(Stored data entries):
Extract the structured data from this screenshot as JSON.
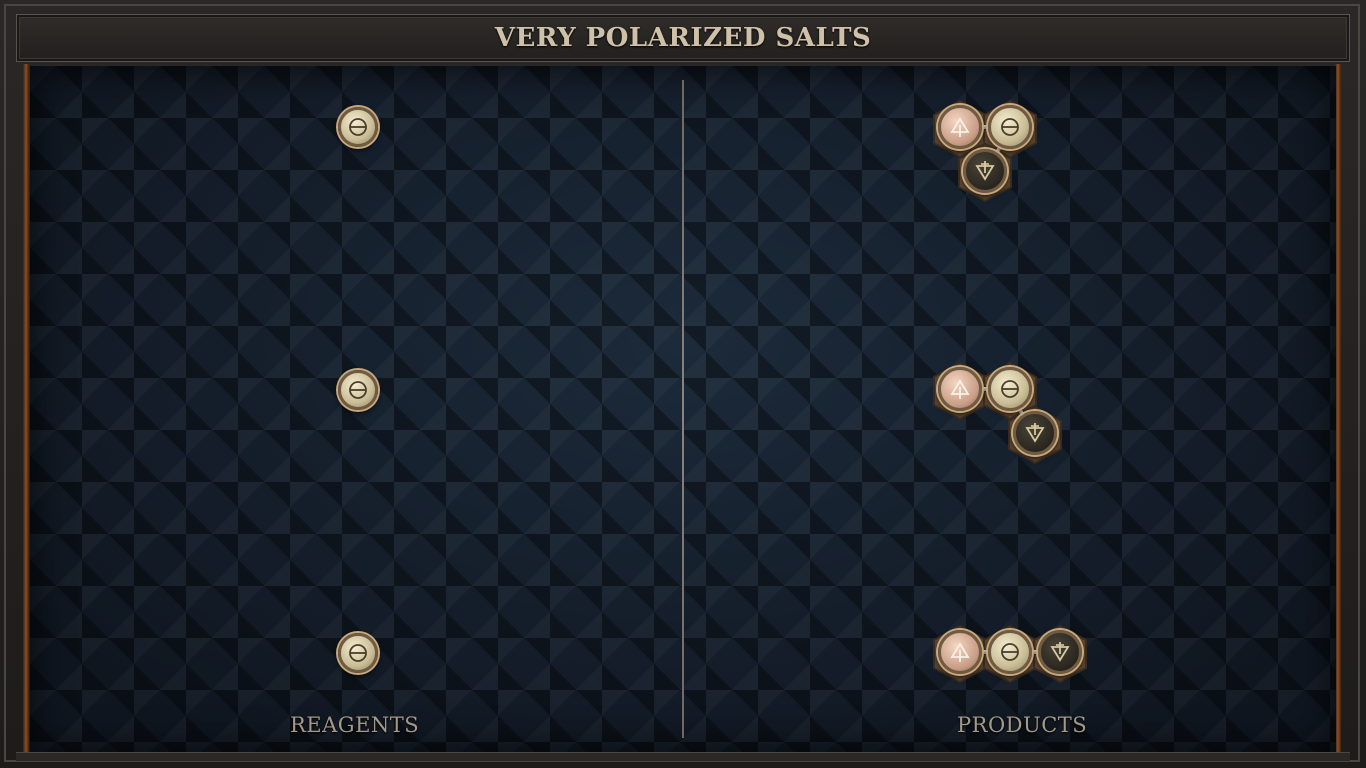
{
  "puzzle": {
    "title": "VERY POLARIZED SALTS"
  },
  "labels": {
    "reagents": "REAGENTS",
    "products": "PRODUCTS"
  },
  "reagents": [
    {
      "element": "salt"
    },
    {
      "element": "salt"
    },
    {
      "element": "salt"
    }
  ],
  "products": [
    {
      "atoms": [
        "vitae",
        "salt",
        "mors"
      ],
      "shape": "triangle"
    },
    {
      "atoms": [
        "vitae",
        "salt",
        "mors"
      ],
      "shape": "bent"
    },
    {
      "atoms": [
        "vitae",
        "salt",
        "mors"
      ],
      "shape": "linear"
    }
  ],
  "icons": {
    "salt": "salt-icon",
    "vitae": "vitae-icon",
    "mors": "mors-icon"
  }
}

==

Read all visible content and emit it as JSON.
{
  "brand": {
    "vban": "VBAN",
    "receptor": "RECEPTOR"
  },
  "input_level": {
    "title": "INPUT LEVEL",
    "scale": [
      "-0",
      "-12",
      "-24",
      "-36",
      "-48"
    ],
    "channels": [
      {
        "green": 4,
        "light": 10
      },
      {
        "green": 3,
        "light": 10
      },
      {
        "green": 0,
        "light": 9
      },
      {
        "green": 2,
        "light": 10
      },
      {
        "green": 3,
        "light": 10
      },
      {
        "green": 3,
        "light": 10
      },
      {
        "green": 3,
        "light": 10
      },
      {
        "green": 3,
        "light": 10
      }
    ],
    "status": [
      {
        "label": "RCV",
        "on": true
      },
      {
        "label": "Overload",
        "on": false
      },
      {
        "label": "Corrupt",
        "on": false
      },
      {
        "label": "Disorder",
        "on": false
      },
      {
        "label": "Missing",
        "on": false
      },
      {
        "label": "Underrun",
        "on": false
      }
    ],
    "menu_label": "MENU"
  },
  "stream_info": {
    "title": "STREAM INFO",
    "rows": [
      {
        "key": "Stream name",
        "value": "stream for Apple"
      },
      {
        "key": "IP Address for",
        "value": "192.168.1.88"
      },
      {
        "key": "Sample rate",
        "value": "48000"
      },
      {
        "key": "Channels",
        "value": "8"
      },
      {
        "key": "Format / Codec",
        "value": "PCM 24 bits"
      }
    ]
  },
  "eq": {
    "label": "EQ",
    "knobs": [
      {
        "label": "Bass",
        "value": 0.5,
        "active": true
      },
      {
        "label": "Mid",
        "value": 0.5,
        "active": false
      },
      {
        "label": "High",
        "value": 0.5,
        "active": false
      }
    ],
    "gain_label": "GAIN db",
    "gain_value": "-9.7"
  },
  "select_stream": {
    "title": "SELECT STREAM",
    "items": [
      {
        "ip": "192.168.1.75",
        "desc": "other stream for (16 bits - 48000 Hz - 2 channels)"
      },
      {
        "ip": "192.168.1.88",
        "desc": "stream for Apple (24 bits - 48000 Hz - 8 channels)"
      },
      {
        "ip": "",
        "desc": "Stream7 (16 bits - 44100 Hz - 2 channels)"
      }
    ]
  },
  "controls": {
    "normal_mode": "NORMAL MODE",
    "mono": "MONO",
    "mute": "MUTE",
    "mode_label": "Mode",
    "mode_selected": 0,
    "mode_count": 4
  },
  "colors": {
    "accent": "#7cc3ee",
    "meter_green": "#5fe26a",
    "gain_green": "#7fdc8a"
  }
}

(Exercise aim):
Gather each line in the data that holds the string "shape".

(Answer to the task):
      "shape": "triangle"
      "shape": "bent"
      "shape": "linear"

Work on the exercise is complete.